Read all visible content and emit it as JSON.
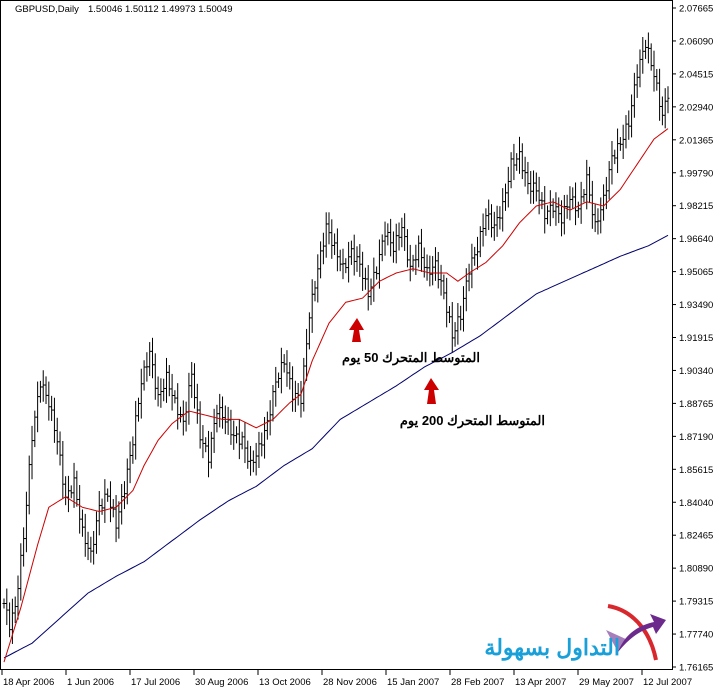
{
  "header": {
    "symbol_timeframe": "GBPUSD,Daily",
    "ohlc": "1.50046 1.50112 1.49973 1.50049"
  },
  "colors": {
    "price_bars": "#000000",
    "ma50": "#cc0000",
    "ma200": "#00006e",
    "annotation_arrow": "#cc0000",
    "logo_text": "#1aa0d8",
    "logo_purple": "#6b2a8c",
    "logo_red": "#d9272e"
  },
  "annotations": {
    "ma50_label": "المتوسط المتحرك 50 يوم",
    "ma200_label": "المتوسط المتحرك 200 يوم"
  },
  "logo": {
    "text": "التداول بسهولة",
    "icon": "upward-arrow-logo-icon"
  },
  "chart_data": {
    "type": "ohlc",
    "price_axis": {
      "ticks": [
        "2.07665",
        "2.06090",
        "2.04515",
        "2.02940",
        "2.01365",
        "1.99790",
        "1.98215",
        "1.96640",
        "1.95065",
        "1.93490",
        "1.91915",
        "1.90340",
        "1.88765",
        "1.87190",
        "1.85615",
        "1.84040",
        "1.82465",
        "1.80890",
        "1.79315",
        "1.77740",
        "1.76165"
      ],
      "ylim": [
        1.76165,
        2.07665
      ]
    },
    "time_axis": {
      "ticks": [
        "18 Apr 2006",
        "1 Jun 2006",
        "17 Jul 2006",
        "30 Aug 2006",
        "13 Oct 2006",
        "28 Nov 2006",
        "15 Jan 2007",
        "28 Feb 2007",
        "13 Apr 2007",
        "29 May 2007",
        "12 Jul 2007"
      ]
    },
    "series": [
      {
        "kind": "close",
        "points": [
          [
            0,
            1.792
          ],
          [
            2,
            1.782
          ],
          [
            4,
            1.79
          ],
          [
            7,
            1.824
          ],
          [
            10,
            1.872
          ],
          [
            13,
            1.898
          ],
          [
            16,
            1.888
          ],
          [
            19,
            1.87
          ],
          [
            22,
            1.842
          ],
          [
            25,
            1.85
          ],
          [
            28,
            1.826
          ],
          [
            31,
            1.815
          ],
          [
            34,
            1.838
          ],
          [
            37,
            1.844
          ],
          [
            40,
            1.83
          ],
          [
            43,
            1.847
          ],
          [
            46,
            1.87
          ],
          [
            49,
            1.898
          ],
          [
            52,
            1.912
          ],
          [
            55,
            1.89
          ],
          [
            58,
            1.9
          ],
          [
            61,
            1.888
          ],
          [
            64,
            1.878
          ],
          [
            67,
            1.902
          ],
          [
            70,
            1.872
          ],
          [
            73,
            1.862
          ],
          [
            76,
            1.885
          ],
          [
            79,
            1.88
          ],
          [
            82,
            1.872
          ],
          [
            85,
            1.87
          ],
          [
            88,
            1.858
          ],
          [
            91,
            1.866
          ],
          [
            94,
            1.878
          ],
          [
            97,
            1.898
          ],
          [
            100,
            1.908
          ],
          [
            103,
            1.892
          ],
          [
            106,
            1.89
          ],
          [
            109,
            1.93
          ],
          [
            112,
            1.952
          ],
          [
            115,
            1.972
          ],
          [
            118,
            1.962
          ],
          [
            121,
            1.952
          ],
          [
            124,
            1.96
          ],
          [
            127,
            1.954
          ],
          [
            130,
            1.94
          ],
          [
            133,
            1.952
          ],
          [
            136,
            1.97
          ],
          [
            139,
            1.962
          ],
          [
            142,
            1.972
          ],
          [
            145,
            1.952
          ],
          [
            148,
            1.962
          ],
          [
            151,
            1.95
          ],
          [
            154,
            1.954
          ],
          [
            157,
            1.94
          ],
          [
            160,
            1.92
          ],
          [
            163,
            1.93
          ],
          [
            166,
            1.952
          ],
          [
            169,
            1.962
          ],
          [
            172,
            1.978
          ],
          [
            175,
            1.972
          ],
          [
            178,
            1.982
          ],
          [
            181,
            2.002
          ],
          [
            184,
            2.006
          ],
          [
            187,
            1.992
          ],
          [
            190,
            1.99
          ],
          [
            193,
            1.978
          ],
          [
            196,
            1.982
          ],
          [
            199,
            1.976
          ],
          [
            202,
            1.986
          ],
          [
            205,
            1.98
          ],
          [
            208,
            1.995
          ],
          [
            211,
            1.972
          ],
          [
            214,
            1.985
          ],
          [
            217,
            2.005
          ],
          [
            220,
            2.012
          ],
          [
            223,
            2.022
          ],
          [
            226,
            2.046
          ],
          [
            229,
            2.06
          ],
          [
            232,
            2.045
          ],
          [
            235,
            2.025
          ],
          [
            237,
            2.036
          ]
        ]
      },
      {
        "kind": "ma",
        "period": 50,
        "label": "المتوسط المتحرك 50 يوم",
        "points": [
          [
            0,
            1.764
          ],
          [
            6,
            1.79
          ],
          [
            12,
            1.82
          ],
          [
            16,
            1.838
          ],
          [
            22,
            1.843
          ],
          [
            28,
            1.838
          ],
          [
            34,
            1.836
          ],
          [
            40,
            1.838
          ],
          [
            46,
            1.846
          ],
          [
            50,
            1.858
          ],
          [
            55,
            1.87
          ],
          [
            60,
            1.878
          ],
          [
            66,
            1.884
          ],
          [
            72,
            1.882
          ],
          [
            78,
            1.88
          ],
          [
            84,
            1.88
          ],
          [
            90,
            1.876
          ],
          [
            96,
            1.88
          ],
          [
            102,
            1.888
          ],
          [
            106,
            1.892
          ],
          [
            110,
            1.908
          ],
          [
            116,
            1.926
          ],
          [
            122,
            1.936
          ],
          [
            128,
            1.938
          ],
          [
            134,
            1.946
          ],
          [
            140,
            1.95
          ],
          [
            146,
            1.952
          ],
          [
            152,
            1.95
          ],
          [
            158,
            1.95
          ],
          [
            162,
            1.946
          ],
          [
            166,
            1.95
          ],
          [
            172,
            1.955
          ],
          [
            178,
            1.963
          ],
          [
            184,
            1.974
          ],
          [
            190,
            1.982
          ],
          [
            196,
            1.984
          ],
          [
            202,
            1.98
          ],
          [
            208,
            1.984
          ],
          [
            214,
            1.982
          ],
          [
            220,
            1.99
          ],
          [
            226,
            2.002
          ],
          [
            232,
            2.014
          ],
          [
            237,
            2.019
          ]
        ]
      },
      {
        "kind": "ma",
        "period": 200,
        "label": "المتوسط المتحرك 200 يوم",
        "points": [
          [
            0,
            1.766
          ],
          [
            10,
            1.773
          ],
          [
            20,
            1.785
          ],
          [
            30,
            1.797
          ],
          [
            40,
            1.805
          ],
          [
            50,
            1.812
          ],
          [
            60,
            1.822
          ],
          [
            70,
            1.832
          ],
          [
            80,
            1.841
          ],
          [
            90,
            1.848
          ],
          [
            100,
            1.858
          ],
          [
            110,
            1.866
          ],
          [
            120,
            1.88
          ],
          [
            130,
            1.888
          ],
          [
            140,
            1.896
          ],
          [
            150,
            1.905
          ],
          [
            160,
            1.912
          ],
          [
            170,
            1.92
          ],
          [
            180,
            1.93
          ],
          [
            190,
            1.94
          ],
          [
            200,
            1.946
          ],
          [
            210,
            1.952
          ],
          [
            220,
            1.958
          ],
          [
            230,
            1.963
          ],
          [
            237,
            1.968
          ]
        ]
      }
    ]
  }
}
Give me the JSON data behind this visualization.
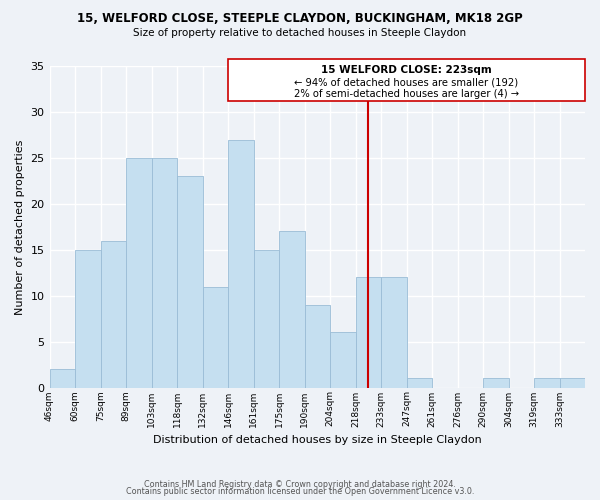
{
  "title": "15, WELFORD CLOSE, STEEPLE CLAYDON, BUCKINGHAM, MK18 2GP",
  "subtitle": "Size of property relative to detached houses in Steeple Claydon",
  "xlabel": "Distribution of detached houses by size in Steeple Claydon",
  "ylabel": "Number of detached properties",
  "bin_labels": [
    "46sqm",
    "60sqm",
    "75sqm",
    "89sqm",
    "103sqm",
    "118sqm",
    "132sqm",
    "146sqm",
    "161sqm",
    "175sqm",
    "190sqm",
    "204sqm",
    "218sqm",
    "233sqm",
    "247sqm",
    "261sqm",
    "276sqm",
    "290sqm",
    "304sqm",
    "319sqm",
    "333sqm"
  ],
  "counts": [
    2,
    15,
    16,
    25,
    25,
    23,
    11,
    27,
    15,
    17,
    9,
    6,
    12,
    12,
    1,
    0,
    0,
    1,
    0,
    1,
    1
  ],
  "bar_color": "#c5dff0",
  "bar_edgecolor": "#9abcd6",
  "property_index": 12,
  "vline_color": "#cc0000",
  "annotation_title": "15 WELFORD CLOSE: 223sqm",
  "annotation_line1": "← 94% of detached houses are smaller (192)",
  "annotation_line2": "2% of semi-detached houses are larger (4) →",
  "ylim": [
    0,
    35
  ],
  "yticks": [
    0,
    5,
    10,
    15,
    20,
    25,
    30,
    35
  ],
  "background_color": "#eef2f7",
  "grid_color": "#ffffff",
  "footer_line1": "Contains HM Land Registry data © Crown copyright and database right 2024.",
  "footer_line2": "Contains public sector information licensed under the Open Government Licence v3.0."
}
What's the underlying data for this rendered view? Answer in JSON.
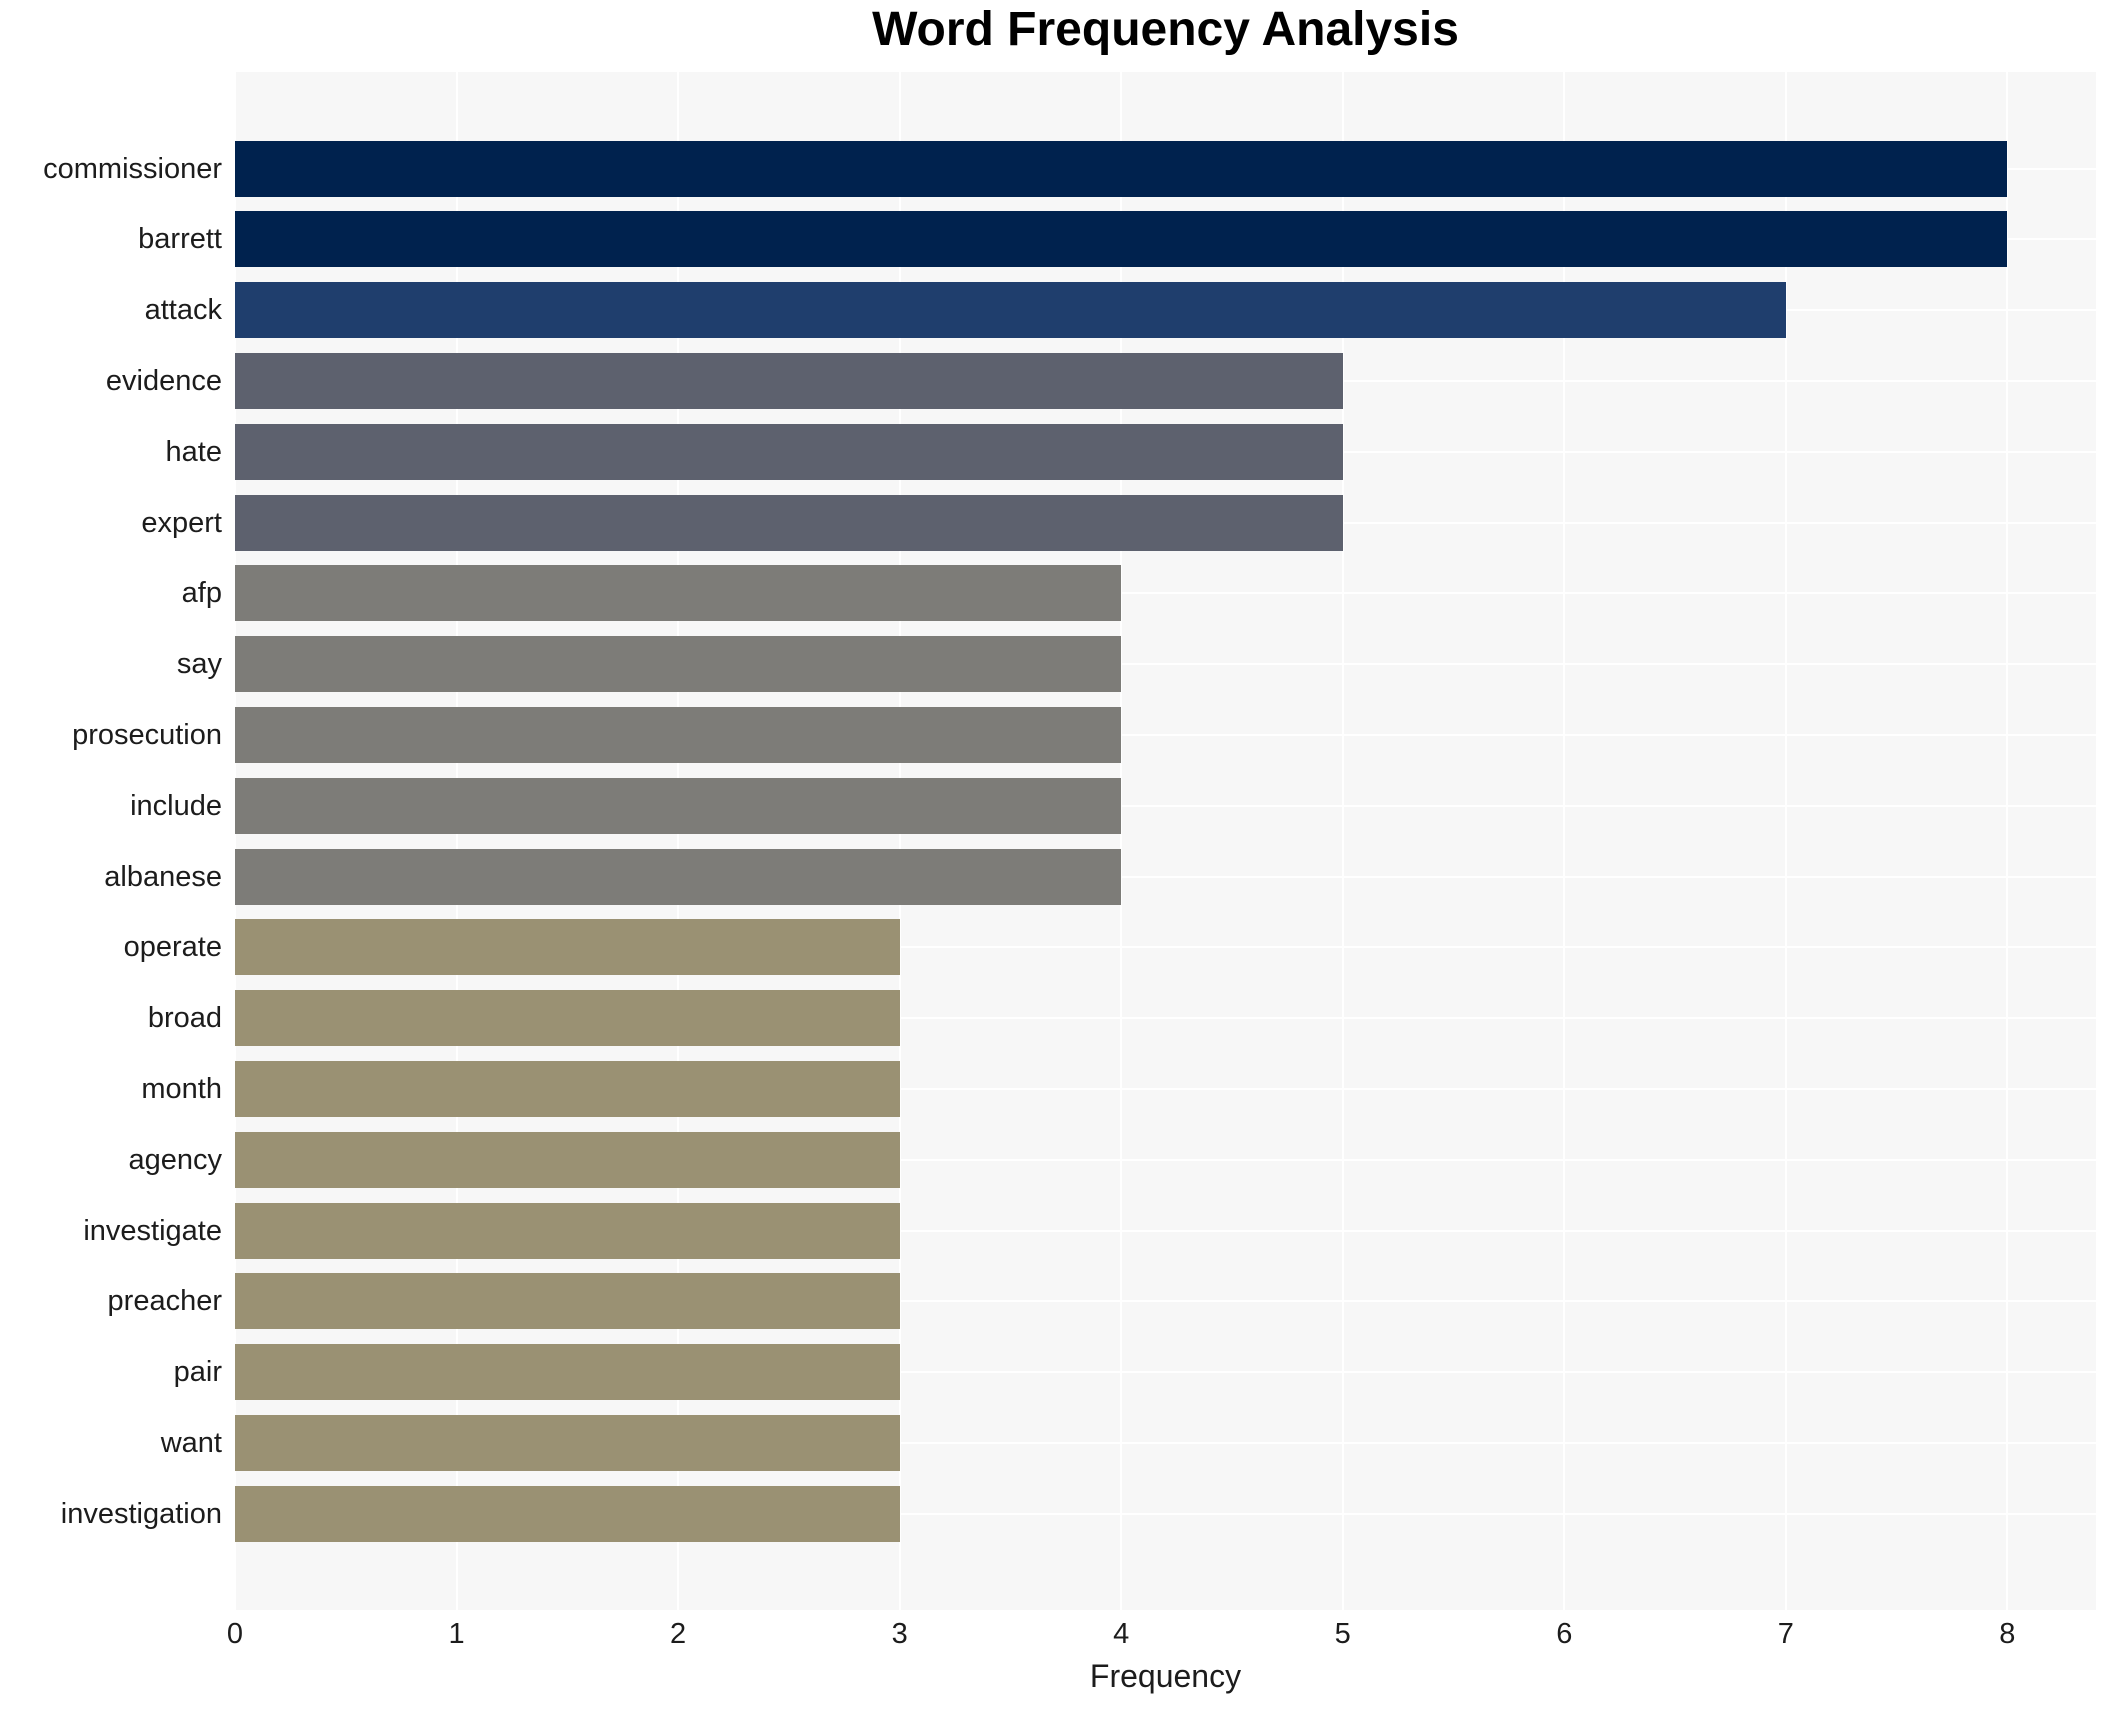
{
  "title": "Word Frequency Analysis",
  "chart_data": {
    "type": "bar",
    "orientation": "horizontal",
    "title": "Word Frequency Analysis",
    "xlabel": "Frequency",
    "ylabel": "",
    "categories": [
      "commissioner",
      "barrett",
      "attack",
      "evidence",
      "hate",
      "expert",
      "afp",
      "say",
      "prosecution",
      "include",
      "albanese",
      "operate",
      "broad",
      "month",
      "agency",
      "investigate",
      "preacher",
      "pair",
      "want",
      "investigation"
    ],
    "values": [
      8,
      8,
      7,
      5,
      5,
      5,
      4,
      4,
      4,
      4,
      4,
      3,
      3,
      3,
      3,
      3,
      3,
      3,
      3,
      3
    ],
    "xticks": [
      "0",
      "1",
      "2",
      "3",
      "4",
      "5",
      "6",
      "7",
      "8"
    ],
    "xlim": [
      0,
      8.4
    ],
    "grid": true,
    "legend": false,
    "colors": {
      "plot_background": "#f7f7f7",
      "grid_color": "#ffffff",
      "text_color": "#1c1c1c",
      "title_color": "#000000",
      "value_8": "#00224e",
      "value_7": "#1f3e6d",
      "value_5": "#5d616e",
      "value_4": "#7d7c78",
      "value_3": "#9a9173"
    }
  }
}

PROBLEM TO WORK ON:
Look through the entries above and list every line containing "Analysis".

SOLVED PROBLEM:
  "title": "Word Frequency Analysis",
    "title": "Word Frequency Analysis",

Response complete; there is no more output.